• [設問]:
**1)** パスワードボールトの脆弱性に関する記事のうち、「BLACK HAT USA –」を含む語句で始まり「きな鉄の扉のようなものです。」で終わる部分を書き写してください。
**2)** パスワードボールトの脆弱性に関する記事について、次の問いに答えてください。
(a) HashiCorp Vaultで見つかったゼロデイ脆弱性は何件ですか?
(b) Shahar Tal氏はCyataでどのような立場にありますか?
(c) 14件の脆弱性はどのイベントで公開されましたか?

• [本文抜粋]:
出典:Liudmyla Krapivska(Alamyストックフォト経由)
BLACK HAT USA – ラスベガス – 8月6日(水)– 研究者たちは、HashiCorp Vaultに9件、CyberArk Conjurに5件のゼロデイセキュリティ脆弱性を発見しました。これらのパスワードボールトは、数千社で利用されています。
シークレット管理プラットフォームのようなこれらのシステムは、企業内で最も機密性の高いシステムです。そのため「ボールト(Vault)」とも呼ばれています。これは企業のすべてのパスワード、証明書、暗号鍵、アプリケーションプログラミングインターフェース(API)キーなどを守る大きな鉄の扉のようなものです。
「これはクリティカルインフラです」と、これらの問題を発見したCyataのCEO兼共同創業者であるShahar Tal氏は強調します。ボールトが侵害された場合より悪いサイバー攻撃を想像するのは難しいと彼は付け加えます。「組織内のすべてのシークレットを交換しなければならなくなります。攻撃者はボールト全体をランサムウェア化し、すべてのシークレットを人質に取ることができます。すべてにアクセスできるだけでなく、ネットワーク内のすべてを実質的に侵害される可能性があります。」
Tal氏と同僚は、Black Hat USA 2025にて、主要なシークレット管理ツールであるHashiCorp VaultとCyberArk Conjurに存在していた、これまで知られていなかった14件の脆弱性を公開しました。これらの問題の中には、何年も潜んでいたものもあります。これらは認証バイパス、rootアクセス、リモートコード実行(RCE)、そして最終的には企業の最も価値あるシークレット全体の完全な侵害を可能にしていました。

データセットから取り出したエントリ:

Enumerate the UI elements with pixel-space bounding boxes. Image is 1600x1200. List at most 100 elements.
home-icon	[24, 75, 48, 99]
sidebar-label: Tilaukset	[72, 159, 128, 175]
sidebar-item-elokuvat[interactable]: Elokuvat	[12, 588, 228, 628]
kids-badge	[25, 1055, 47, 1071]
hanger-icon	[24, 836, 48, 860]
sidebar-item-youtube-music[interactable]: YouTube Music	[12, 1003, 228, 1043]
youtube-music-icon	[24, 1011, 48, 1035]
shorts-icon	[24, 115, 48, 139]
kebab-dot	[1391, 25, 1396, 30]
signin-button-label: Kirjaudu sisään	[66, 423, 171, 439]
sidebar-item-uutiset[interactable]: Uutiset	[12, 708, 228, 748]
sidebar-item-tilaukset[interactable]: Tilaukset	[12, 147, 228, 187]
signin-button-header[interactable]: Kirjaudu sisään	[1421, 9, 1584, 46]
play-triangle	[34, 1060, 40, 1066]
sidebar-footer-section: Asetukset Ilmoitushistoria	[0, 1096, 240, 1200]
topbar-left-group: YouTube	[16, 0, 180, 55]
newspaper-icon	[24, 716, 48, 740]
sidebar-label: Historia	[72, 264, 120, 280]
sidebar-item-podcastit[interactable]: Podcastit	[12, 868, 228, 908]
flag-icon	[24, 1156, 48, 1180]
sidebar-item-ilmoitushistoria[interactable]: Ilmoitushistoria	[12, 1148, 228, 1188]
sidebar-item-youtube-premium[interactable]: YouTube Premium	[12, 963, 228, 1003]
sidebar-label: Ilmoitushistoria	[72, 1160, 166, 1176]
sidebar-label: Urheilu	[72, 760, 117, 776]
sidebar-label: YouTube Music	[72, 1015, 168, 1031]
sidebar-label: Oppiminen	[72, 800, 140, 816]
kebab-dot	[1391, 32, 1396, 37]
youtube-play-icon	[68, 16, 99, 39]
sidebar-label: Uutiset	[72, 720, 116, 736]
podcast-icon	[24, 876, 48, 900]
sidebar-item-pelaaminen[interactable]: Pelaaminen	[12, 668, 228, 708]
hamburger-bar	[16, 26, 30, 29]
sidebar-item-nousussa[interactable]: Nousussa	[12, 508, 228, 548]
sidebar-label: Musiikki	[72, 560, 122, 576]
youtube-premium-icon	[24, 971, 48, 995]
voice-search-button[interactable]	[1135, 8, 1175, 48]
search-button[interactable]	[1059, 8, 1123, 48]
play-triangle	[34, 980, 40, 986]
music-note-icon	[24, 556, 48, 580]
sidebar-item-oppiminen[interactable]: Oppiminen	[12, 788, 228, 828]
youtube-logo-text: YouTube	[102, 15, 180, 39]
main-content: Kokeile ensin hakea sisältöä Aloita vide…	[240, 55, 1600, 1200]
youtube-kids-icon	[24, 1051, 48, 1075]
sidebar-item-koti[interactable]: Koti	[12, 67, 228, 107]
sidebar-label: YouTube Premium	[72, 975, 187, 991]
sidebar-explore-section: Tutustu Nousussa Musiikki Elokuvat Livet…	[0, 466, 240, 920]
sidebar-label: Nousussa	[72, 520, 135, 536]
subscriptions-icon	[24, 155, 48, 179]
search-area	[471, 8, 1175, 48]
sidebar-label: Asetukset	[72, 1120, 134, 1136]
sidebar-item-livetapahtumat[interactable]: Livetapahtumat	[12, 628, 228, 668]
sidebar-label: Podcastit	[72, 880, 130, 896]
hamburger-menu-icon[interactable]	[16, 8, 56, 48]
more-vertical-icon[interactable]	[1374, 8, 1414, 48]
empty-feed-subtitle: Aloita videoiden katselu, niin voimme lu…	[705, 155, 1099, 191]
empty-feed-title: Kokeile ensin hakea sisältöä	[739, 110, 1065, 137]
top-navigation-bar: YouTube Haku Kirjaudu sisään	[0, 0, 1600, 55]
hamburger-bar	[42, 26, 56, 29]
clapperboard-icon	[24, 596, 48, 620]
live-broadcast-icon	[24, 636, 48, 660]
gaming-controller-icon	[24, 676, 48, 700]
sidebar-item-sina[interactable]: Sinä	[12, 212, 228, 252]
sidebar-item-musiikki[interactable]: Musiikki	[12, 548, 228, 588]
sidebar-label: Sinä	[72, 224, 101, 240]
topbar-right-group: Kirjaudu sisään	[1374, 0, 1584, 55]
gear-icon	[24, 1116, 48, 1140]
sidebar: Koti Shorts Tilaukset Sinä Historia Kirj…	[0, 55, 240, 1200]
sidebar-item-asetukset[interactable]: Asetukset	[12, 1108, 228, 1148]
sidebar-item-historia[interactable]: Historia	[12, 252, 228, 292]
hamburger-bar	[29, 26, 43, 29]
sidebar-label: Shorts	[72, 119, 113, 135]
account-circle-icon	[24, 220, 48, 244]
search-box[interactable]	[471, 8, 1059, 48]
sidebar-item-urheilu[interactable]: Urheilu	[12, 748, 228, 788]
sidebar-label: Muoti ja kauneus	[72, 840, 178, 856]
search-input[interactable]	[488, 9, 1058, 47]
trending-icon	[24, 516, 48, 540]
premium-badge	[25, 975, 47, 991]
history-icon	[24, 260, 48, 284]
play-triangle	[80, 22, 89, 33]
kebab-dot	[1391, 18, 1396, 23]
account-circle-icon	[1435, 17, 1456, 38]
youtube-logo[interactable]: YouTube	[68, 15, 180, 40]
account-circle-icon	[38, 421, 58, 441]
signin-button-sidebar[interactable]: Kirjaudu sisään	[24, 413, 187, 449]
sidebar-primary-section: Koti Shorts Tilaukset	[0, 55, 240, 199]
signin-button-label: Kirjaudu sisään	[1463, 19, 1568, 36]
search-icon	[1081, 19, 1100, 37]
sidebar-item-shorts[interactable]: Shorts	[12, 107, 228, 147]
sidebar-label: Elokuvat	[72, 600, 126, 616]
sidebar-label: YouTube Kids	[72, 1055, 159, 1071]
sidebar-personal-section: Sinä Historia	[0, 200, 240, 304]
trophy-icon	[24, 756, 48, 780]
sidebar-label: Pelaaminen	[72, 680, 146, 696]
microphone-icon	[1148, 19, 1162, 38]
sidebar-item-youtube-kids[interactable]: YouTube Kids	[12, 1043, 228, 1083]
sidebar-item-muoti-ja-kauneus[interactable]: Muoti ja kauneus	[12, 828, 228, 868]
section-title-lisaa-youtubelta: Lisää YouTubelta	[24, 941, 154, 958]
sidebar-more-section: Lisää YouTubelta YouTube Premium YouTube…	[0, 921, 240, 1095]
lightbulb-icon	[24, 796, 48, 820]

• [解答]:
**1)**
BLACK HAT USA – ラスベガス – 8月6日(水)– 研究者たちは、HashiCorp Vaultに9件、CyberArk Conjurに5件のゼロデイセキュリティ脆弱性を発見しました。これらのパスワードボールトは、数千社で利用されています。
シークレット管理プラットフォームのようなこれらのシステムは、企業内で最も機密性の高いシステムです。そのため「ボールト(Vault)」とも呼ばれています。これは企業のすべてのパスワード、証明書、暗号鍵、アプリケーションプログラミングインターフェース(API)キーなどを守る大きな鉄の扉のようなものです。

**2)**
(a) 9件
(b) CEO兼共同創業者
(c) Black Hat USA 2025